Records for processing
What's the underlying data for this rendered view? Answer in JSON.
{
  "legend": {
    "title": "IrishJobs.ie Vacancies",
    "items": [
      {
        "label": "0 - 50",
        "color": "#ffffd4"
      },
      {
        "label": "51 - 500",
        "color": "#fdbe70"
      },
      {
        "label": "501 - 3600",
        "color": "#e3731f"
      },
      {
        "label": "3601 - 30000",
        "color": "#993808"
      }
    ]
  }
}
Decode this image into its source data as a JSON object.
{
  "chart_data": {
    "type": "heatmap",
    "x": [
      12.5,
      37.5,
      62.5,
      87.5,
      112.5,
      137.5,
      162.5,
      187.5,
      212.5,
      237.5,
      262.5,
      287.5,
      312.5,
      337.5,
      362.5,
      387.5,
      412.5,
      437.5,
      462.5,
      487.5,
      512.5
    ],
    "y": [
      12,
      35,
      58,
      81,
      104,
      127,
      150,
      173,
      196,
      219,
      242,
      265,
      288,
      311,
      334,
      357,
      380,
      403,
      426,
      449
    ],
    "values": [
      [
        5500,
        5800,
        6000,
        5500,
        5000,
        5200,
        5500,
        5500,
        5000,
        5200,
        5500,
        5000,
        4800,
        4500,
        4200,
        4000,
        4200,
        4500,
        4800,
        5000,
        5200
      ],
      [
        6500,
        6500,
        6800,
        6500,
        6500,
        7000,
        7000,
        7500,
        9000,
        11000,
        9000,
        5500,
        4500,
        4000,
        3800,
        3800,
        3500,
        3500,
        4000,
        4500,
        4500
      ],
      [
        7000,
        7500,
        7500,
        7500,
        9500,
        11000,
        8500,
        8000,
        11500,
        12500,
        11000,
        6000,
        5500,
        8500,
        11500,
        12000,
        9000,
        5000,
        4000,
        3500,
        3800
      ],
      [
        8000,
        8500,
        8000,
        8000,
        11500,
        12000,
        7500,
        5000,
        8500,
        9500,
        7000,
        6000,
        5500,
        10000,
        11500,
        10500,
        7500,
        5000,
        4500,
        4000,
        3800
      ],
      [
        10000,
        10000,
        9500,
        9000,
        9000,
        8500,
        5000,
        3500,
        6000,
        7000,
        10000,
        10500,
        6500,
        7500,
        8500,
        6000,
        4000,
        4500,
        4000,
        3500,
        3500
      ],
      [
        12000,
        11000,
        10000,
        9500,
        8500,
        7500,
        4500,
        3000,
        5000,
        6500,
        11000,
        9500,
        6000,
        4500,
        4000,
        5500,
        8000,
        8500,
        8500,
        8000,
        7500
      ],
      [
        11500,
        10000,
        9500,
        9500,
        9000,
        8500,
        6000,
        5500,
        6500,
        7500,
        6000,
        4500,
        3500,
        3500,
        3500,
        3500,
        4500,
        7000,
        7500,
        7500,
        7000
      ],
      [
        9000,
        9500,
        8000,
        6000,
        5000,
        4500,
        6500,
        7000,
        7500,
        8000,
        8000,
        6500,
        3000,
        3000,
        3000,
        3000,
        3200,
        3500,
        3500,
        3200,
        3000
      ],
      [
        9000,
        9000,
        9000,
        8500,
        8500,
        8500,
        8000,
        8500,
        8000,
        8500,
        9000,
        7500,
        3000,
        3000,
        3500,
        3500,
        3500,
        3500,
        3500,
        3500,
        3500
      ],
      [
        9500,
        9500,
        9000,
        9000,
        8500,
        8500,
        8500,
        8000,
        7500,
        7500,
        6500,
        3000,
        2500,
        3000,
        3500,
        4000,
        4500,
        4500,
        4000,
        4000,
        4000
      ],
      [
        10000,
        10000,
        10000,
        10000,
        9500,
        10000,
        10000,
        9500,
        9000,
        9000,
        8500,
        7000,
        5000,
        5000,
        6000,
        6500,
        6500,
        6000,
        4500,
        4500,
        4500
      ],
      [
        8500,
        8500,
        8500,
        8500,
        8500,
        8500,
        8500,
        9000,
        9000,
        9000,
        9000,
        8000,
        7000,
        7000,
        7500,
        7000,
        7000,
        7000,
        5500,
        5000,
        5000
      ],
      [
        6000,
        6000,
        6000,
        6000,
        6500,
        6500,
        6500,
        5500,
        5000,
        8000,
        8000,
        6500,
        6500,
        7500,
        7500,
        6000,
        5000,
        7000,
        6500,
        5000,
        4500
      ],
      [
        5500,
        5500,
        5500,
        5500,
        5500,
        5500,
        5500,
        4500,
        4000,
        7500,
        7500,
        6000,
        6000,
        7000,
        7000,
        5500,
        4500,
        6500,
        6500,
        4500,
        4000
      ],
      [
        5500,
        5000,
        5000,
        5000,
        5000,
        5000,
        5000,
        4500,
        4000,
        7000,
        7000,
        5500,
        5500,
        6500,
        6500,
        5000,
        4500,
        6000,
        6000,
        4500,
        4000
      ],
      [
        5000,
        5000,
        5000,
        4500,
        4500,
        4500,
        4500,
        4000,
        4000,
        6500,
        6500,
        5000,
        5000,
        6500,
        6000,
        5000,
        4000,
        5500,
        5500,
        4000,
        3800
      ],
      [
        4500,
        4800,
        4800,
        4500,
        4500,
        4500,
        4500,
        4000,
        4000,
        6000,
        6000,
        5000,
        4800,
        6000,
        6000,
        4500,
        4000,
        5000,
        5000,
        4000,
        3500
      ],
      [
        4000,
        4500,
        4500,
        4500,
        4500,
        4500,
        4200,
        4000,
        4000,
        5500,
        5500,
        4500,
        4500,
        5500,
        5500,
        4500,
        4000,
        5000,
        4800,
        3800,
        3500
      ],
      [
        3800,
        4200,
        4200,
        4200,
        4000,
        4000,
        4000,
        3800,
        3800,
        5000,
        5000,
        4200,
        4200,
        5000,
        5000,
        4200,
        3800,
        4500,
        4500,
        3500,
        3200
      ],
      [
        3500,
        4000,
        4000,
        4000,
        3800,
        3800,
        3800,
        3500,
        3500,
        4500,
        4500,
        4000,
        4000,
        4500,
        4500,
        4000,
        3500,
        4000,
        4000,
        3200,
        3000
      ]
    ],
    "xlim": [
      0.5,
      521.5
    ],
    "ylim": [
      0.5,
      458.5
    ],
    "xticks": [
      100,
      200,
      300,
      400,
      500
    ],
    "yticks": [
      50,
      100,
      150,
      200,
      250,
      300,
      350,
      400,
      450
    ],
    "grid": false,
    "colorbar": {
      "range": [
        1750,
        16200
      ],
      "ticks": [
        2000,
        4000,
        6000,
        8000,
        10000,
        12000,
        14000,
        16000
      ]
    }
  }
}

Written exercise
Reproduce the data in its entirety, matching each character.

Output of the exercise
What's the underlying data for this rendered view? Answer in JSON.
{
  "legend": {
    "title": "IrishJobs.ie Vacancies",
    "items": [
      {
        "label": "0 - 50",
        "color": "#ffffd4"
      },
      {
        "label": "51 - 500",
        "color": "#fdbe70"
      },
      {
        "label": "501 - 3600",
        "color": "#e3731f"
      },
      {
        "label": "3601 - 30000",
        "color": "#993808"
      }
    ]
  }
}
Decode this image into its source data as a JSON object.
{
  "chart_data": {
    "type": "heatmap",
    "x": [
      12.5,
      37.5,
      62.5,
      87.5,
      112.5,
      137.5,
      162.5,
      187.5,
      212.5,
      237.5,
      262.5,
      287.5,
      312.5,
      337.5,
      362.5,
      387.5,
      412.5,
      437.5,
      462.5,
      487.5,
      512.5
    ],
    "y": [
      12,
      35,
      58,
      81,
      104,
      127,
      150,
      173,
      196,
      219,
      242,
      265,
      288,
      311,
      334,
      357,
      380,
      403,
      426,
      449
    ],
    "values": [
      [
        5500,
        5800,
        6000,
        5500,
        5000,
        5200,
        5500,
        5500,
        5000,
        5200,
        5500,
        5000,
        4800,
        4500,
        4200,
        4000,
        4200,
        4500,
        4800,
        5000,
        5200
      ],
      [
        6500,
        6500,
        6800,
        6500,
        6500,
        7000,
        7000,
        7500,
        9000,
        11000,
        9000,
        5500,
        4500,
        4000,
        3800,
        3800,
        3500,
        3500,
        4000,
        4500,
        4500
      ],
      [
        7000,
        7500,
        7500,
        7500,
        9500,
        11000,
        8500,
        8000,
        11500,
        12500,
        11000,
        6000,
        5500,
        8500,
        11500,
        12000,
        9000,
        5000,
        4000,
        3500,
        3800
      ],
      [
        8000,
        8500,
        8000,
        8000,
        11500,
        12000,
        7500,
        5000,
        8500,
        9500,
        7000,
        6000,
        5500,
        10000,
        11500,
        10500,
        7500,
        5000,
        4500,
        4000,
        3800
      ],
      [
        10000,
        10000,
        9500,
        9000,
        9000,
        8500,
        5000,
        3500,
        6000,
        7000,
        10000,
        10500,
        6500,
        7500,
        8500,
        6000,
        4000,
        4500,
        4000,
        3500,
        3500
      ],
      [
        12000,
        11000,
        10000,
        9500,
        8500,
        7500,
        4500,
        3000,
        5000,
        6500,
        11000,
        9500,
        6000,
        4500,
        4000,
        5500,
        8000,
        8500,
        8500,
        8000,
        7500
      ],
      [
        11500,
        10000,
        9500,
        9500,
        9000,
        8500,
        6000,
        5500,
        6500,
        7500,
        6000,
        4500,
        3500,
        3500,
        3500,
        3500,
        4500,
        7000,
        7500,
        7500,
        7000
      ],
      [
        9000,
        9500,
        8000,
        6000,
        5000,
        4500,
        6500,
        7000,
        7500,
        8000,
        8000,
        6500,
        3000,
        3000,
        3000,
        3000,
        3200,
        3500,
        3500,
        3200,
        3000
      ],
      [
        9000,
        9000,
        9000,
        8500,
        8500,
        8500,
        8000,
        8500,
        8000,
        8500,
        9000,
        7500,
        3000,
        3000,
        3500,
        3500,
        3500,
        3500,
        3500,
        3500,
        3500
      ],
      [
        9500,
        9500,
        9000,
        9000,
        8500,
        8500,
        8500,
        8000,
        7500,
        7500,
        6500,
        3000,
        2500,
        3000,
        3500,
        4000,
        4500,
        4500,
        4000,
        4000,
        4000
      ],
      [
        10000,
        10000,
        10000,
        10000,
        9500,
        10000,
        10000,
        9500,
        9000,
        9000,
        8500,
        7000,
        5000,
        5000,
        6000,
        6500,
        6500,
        6000,
        4500,
        4500,
        4500
      ],
      [
        8500,
        8500,
        8500,
        8500,
        8500,
        8500,
        8500,
        9000,
        9000,
        9000,
        9000,
        8000,
        7000,
        7000,
        7500,
        7000,
        7000,
        7000,
        5500,
        5000,
        5000
      ],
      [
        6000,
        6000,
        6000,
        6000,
        6500,
        6500,
        6500,
        5500,
        5000,
        8000,
        8000,
        6500,
        6500,
        7500,
        7500,
        6000,
        5000,
        7000,
        6500,
        5000,
        4500
      ],
      [
        5500,
        5500,
        5500,
        5500,
        5500,
        5500,
        5500,
        4500,
        4000,
        7500,
        7500,
        6000,
        6000,
        7000,
        7000,
        5500,
        4500,
        6500,
        6500,
        4500,
        4000
      ],
      [
        5500,
        5000,
        5000,
        5000,
        5000,
        5000,
        5000,
        4500,
        4000,
        7000,
        7000,
        5500,
        5500,
        6500,
        6500,
        5000,
        4500,
        6000,
        6000,
        4500,
        4000
      ],
      [
        5000,
        5000,
        5000,
        4500,
        4500,
        4500,
        4500,
        4000,
        4000,
        6500,
        6500,
        5000,
        5000,
        6500,
        6000,
        5000,
        4000,
        5500,
        5500,
        4000,
        3800
      ],
      [
        4500,
        4800,
        4800,
        4500,
        4500,
        4500,
        4500,
        4000,
        4000,
        6000,
        6000,
        5000,
        4800,
        6000,
        6000,
        4500,
        4000,
        5000,
        5000,
        4000,
        3500
      ],
      [
        4000,
        4500,
        4500,
        4500,
        4500,
        4500,
        4200,
        4000,
        4000,
        5500,
        5500,
        4500,
        4500,
        5500,
        5500,
        4500,
        4000,
        5000,
        4800,
        3800,
        3500
      ],
      [
        3800,
        4200,
        4200,
        4200,
        4000,
        4000,
        4000,
        3800,
        3800,
        5000,
        5000,
        4200,
        4200,
        5000,
        5000,
        4200,
        3800,
        4500,
        4500,
        3500,
        3200
      ],
      [
        3500,
        4000,
        4000,
        4000,
        3800,
        3800,
        3800,
        3500,
        3500,
        4500,
        4500,
        4000,
        4000,
        4500,
        4500,
        4000,
        3500,
        4000,
        4000,
        3200,
        3000
      ]
    ],
    "xlim": [
      0.5,
      521.5
    ],
    "ylim": [
      0.5,
      458.5
    ],
    "xticks": [
      100,
      200,
      300,
      400,
      500
    ],
    "yticks": [
      50,
      100,
      150,
      200,
      250,
      300,
      350,
      400,
      450
    ],
    "grid": false,
    "colorbar": {
      "range": [
        1750,
        16200
      ],
      "ticks": [
        2000,
        4000,
        6000,
        8000,
        10000,
        12000,
        14000,
        16000
      ]
    }
  }
}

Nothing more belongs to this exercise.